Output all of the entries below precisely as written.

[Start of Exercise inputs]

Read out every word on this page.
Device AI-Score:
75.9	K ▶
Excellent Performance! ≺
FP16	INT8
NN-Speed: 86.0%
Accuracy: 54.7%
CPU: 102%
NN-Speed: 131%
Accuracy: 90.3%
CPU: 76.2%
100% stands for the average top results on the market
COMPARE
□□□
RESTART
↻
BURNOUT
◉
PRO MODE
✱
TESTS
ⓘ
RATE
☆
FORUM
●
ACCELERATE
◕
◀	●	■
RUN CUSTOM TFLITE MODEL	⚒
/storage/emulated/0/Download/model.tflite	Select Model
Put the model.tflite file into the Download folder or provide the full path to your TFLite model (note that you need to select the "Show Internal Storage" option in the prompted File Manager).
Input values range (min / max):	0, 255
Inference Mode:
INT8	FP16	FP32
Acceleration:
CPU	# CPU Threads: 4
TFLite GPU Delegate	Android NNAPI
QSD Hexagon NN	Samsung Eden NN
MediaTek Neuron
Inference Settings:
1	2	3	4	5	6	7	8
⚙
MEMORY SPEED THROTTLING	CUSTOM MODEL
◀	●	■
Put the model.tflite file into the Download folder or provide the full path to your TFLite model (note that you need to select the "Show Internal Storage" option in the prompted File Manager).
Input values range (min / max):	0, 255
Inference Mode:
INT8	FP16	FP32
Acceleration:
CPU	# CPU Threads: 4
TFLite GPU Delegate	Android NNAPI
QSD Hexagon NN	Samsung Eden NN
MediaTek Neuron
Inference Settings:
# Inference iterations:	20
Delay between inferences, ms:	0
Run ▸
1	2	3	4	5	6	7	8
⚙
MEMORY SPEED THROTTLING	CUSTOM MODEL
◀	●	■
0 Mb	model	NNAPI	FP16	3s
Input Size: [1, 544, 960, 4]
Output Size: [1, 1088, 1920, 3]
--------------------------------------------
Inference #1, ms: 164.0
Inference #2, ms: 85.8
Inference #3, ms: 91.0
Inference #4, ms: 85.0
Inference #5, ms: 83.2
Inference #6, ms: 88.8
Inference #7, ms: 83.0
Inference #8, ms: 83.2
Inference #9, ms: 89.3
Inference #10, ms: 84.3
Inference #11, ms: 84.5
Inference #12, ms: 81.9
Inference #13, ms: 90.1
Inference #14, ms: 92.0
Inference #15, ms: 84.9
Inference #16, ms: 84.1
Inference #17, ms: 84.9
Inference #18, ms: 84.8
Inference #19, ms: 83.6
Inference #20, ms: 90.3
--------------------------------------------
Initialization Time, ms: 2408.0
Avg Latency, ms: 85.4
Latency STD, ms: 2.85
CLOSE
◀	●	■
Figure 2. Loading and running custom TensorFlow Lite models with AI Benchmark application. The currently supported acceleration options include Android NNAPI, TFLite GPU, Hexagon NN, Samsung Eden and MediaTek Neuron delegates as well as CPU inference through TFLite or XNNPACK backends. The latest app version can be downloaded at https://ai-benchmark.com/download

[End of Exercise inputs]

### Finished exercise
Read out every word on this page.
Device AI-Score:
75.9	K ▶
Excellent Performance! ≺
FP16	INT8
NN-Speed: 86.0%
Accuracy: 54.7%
CPU: 102%
NN-Speed: 131%
Accuracy: 90.3%
CPU: 76.2%
100% stands for the average top results on the market
COMPARE
□□□
RESTART
↻
BURNOUT
◉
PRO MODE
✱
TESTS
ⓘ
RATE
☆
FORUM
●
ACCELERATE
◕
◀	●	■
RUN CUSTOM TFLITE MODEL	⚒
/storage/emulated/0/Download/model.tflite	Select Model
Put the model.tflite file into the Download folder or provide the full path to your TFLite model (note that you need to select the "Show Internal Storage" option in the prompted File Manager).
Input values range (min / max):	0, 255
Inference Mode:
INT8	FP16	FP32
Acceleration:
CPU	# CPU Threads: 4
TFLite GPU Delegate	Android NNAPI
QSD Hexagon NN	Samsung Eden NN
MediaTek Neuron
Inference Settings:
1	2	3	4	5	6	7	8
⚙
MEMORY SPEED THROTTLING	CUSTOM MODEL
◀	●	■
Put the model.tflite file into the Download folder or provide the full path to your TFLite model (note that you need to select the "Show Internal Storage" option in the prompted File Manager).
Input values range (min / max):	0, 255
Inference Mode:
INT8	FP16	FP32
Acceleration:
CPU	# CPU Threads: 4
TFLite GPU Delegate	Android NNAPI
QSD Hexagon NN	Samsung Eden NN
MediaTek Neuron
Inference Settings:
# Inference iterations:	20
Delay between inferences, ms:	0
Run ▸
1	2	3	4	5	6	7	8
⚙
MEMORY SPEED THROTTLING	CUSTOM MODEL
◀	●	■
0 Mb	model	NNAPI	FP16	3s
Input Size: [1, 544, 960, 4]
Output Size: [1, 1088, 1920, 3]
--------------------------------------------
Inference #1, ms: 164.0
Inference #2, ms: 85.8
Inference #3, ms: 91.0
Inference #4, ms: 85.0
Inference #5, ms: 83.2
Inference #6, ms: 88.8
Inference #7, ms: 83.0
Inference #8, ms: 83.2
Inference #9, ms: 89.3
Inference #10, ms: 84.3
Inference #11, ms: 84.5
Inference #12, ms: 81.9
Inference #13, ms: 90.1
Inference #14, ms: 92.0
Inference #15, ms: 84.9
Inference #16, ms: 84.1
Inference #17, ms: 84.9
Inference #18, ms: 84.8
Inference #19, ms: 83.6
Inference #20, ms: 90.3
--------------------------------------------
Initialization Time, ms: 2408.0
Avg Latency, ms: 85.4
Latency STD, ms: 2.85
CLOSE
◀	●	■
Figure 2. Loading and running custom TensorFlow Lite models with AI Benchmark application. The currently supported acceleration options include Android NNAPI, TFLite GPU, Hexagon NN, Samsung Eden and MediaTek Neuron delegates as well as CPU inference through TFLite or XNNPACK backends. The latest app version can be downloaded at https://ai-benchmark.com/download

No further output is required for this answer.